## Exercise
Your task is to copy the material exactly.
— begin Stored records —
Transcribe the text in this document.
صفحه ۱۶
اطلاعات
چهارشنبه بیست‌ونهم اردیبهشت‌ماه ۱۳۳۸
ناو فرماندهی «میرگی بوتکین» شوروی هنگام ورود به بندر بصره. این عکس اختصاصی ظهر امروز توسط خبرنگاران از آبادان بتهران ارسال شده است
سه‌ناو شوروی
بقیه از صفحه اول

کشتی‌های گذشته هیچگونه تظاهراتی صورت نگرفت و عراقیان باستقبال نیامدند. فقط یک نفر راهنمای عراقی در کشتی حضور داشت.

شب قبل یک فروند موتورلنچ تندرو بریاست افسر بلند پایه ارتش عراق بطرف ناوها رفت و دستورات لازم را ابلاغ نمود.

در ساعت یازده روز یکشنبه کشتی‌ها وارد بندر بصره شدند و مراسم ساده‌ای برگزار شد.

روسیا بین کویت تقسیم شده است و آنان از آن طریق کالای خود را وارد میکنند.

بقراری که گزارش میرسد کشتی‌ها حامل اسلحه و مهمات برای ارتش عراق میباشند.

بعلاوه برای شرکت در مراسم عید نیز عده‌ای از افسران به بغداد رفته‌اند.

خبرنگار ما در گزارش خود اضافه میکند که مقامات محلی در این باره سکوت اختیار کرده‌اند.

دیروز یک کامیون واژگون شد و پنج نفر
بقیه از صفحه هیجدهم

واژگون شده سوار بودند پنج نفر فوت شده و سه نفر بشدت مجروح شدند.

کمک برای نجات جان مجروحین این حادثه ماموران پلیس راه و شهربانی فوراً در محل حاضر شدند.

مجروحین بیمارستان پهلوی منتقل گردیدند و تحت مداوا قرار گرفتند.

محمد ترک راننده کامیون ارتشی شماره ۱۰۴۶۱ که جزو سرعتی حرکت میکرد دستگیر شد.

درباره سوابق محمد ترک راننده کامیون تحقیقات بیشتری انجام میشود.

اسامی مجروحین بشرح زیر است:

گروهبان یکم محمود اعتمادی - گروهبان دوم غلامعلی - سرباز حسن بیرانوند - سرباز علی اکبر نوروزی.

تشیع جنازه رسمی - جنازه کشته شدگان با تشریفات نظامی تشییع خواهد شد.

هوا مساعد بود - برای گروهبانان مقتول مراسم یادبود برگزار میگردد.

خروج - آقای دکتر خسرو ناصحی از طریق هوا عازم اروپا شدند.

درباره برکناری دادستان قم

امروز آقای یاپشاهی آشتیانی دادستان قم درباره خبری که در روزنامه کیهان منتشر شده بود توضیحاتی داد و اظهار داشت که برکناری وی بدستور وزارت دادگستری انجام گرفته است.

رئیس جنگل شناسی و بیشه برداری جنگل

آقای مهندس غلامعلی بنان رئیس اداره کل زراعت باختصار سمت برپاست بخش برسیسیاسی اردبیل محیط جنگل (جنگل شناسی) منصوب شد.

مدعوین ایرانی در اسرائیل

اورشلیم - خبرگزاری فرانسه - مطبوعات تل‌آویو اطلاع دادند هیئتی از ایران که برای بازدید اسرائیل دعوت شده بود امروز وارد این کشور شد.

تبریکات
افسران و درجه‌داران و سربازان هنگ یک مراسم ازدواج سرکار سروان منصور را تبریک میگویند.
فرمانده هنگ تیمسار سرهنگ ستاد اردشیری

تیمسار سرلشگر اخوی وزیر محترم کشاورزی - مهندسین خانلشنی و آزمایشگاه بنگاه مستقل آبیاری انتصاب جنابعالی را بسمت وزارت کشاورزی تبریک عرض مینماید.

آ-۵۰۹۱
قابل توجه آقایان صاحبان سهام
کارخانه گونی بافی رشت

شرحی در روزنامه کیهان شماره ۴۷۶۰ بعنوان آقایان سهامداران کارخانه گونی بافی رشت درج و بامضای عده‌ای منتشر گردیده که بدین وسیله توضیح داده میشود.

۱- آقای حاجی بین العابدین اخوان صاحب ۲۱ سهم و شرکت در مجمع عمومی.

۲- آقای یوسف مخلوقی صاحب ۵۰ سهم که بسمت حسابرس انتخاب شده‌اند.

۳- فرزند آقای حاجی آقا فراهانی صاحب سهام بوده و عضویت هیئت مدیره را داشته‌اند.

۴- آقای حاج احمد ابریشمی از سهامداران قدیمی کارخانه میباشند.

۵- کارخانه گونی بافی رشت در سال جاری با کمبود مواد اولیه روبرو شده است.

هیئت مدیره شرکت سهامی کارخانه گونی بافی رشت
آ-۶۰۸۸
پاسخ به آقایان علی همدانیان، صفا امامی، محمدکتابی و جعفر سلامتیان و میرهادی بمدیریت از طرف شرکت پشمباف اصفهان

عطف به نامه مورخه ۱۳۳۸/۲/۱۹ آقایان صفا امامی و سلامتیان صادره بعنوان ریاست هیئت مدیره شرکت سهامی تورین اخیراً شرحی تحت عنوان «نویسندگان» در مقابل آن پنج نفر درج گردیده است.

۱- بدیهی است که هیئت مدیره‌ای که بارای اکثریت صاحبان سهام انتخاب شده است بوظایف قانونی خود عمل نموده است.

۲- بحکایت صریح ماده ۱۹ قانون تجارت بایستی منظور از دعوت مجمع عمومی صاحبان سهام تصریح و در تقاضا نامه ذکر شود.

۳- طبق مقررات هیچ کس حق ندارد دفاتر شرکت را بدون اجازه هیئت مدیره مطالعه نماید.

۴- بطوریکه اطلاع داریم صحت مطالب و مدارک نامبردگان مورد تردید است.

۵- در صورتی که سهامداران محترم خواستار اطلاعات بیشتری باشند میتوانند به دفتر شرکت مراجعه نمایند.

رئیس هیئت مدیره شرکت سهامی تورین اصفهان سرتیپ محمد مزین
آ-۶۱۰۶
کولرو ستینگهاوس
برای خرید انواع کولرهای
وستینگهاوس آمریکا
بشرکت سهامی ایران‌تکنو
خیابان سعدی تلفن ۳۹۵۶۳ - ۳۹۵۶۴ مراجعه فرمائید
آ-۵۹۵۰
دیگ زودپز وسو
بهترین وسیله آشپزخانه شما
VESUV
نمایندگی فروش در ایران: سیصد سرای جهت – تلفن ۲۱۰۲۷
— end Stored records —
## Solution below
Transcribe the text in this document.
صفحه ۱۶
اطلاعات
چهارشنبه بیست‌ونهم اردیبهشت‌ماه ۱۳۳۸
ناو فرماندهی «میرگی بوتکین» شوروی هنگام ورود به بندر بصره. این عکس اختصاصی ظهر امروز توسط خبرنگاران از آبادان بتهران ارسال شده است
سه‌ناو شوروی
بقیه از صفحه اول

کشتی‌های گذشته هیچگونه تظاهراتی صورت نگرفت و عراقیان باستقبال نیامدند. فقط یک نفر راهنمای عراقی در کشتی حضور داشت.

شب قبل یک فروند موتورلنچ تندرو بریاست افسر بلند پایه ارتش عراق بطرف ناوها رفت و دستورات لازم را ابلاغ نمود.

در ساعت یازده روز یکشنبه کشتی‌ها وارد بندر بصره شدند و مراسم ساده‌ای برگزار شد.

روسیا بین کویت تقسیم شده است و آنان از آن طریق کالای خود را وارد میکنند.

بقراری که گزارش میرسد کشتی‌ها حامل اسلحه و مهمات برای ارتش عراق میباشند.

بعلاوه برای شرکت در مراسم عید نیز عده‌ای از افسران به بغداد رفته‌اند.

خبرنگار ما در گزارش خود اضافه میکند که مقامات محلی در این باره سکوت اختیار کرده‌اند.

دیروز یک کامیون واژگون شد و پنج نفر
بقیه از صفحه هیجدهم

واژگون شده سوار بودند پنج نفر فوت شده و سه نفر بشدت مجروح شدند.

کمک برای نجات جان مجروحین این حادثه ماموران پلیس راه و شهربانی فوراً در محل حاضر شدند.

مجروحین بیمارستان پهلوی منتقل گردیدند و تحت مداوا قرار گرفتند.

محمد ترک راننده کامیون ارتشی شماره ۱۰۴۶۱ که جزو سرعتی حرکت میکرد دستگیر شد.

درباره سوابق محمد ترک راننده کامیون تحقیقات بیشتری انجام میشود.

اسامی مجروحین بشرح زیر است:

گروهبان یکم محمود اعتمادی - گروهبان دوم غلامعلی - سرباز حسن بیرانوند - سرباز علی اکبر نوروزی.

تشیع جنازه رسمی - جنازه کشته شدگان با تشریفات نظامی تشییع خواهد شد.

هوا مساعد بود - برای گروهبانان مقتول مراسم یادبود برگزار میگردد.

خروج - آقای دکتر خسرو ناصحی از طریق هوا عازم اروپا شدند.

درباره برکناری دادستان قم

امروز آقای یاپشاهی آشتیانی دادستان قم درباره خبری که در روزنامه کیهان منتشر شده بود توضیحاتی داد و اظهار داشت که برکناری وی بدستور وزارت دادگستری انجام گرفته است.

رئیس جنگل شناسی و بیشه برداری جنگل

آقای مهندس غلامعلی بنان رئیس اداره کل زراعت باختصار سمت برپاست بخش برسیسیاسی اردبیل محیط جنگل (جنگل شناسی) منصوب شد.

مدعوین ایرانی در اسرائیل

اورشلیم - خبرگزاری فرانسه - مطبوعات تل‌آویو اطلاع دادند هیئتی از ایران که برای بازدید اسرائیل دعوت شده بود امروز وارد این کشور شد.

تبریکات
افسران و درجه‌داران و سربازان هنگ یک مراسم ازدواج سرکار سروان منصور را تبریک میگویند.
فرمانده هنگ تیمسار سرهنگ ستاد اردشیری

تیمسار سرلشگر اخوی وزیر محترم کشاورزی - مهندسین خانلشنی و آزمایشگاه بنگاه مستقل آبیاری انتصاب جنابعالی را بسمت وزارت کشاورزی تبریک عرض مینماید.

آ-۵۰۹۱
قابل توجه آقایان صاحبان سهام
کارخانه گونی بافی رشت

شرحی در روزنامه کیهان شماره ۴۷۶۰ بعنوان آقایان سهامداران کارخانه گونی بافی رشت درج و بامضای عده‌ای منتشر گردیده که بدین وسیله توضیح داده میشود.

۱- آقای حاجی بین العابدین اخوان صاحب ۲۱ سهم و شرکت در مجمع عمومی.

۲- آقای یوسف مخلوقی صاحب ۵۰ سهم که بسمت حسابرس انتخاب شده‌اند.

۳- فرزند آقای حاجی آقا فراهانی صاحب سهام بوده و عضویت هیئت مدیره را داشته‌اند.

۴- آقای حاج احمد ابریشمی از سهامداران قدیمی کارخانه میباشند.

۵- کارخانه گونی بافی رشت در سال جاری با کمبود مواد اولیه روبرو شده است.

هیئت مدیره شرکت سهامی کارخانه گونی بافی رشت
آ-۶۰۸۸
پاسخ به آقایان علی همدانیان، صفا امامی، محمدکتابی و جعفر سلامتیان و میرهادی بمدیریت از طرف شرکت پشمباف اصفهان

عطف به نامه مورخه ۱۳۳۸/۲/۱۹ آقایان صفا امامی و سلامتیان صادره بعنوان ریاست هیئت مدیره شرکت سهامی تورین اخیراً شرحی تحت عنوان «نویسندگان» در مقابل آن پنج نفر درج گردیده است.

۱- بدیهی است که هیئت مدیره‌ای که بارای اکثریت صاحبان سهام انتخاب شده است بوظایف قانونی خود عمل نموده است.

۲- بحکایت صریح ماده ۱۹ قانون تجارت بایستی منظور از دعوت مجمع عمومی صاحبان سهام تصریح و در تقاضا نامه ذکر شود.

۳- طبق مقررات هیچ کس حق ندارد دفاتر شرکت را بدون اجازه هیئت مدیره مطالعه نماید.

۴- بطوریکه اطلاع داریم صحت مطالب و مدارک نامبردگان مورد تردید است.

۵- در صورتی که سهامداران محترم خواستار اطلاعات بیشتری باشند میتوانند به دفتر شرکت مراجعه نمایند.

رئیس هیئت مدیره شرکت سهامی تورین اصفهان سرتیپ محمد مزین
آ-۶۱۰۶
کولرو ستینگهاوس
برای خرید انواع کولرهای
وستینگهاوس آمریکا
بشرکت سهامی ایران‌تکنو
خیابان سعدی تلفن ۳۹۵۶۳ - ۳۹۵۶۴ مراجعه فرمائید
آ-۵۹۵۰
دیگ زودپز وسو
بهترین وسیله آشپزخانه شما
VESUV
نمایندگی فروش در ایران: سیصد سرای جهت – تلفن ۲۱۰۲۷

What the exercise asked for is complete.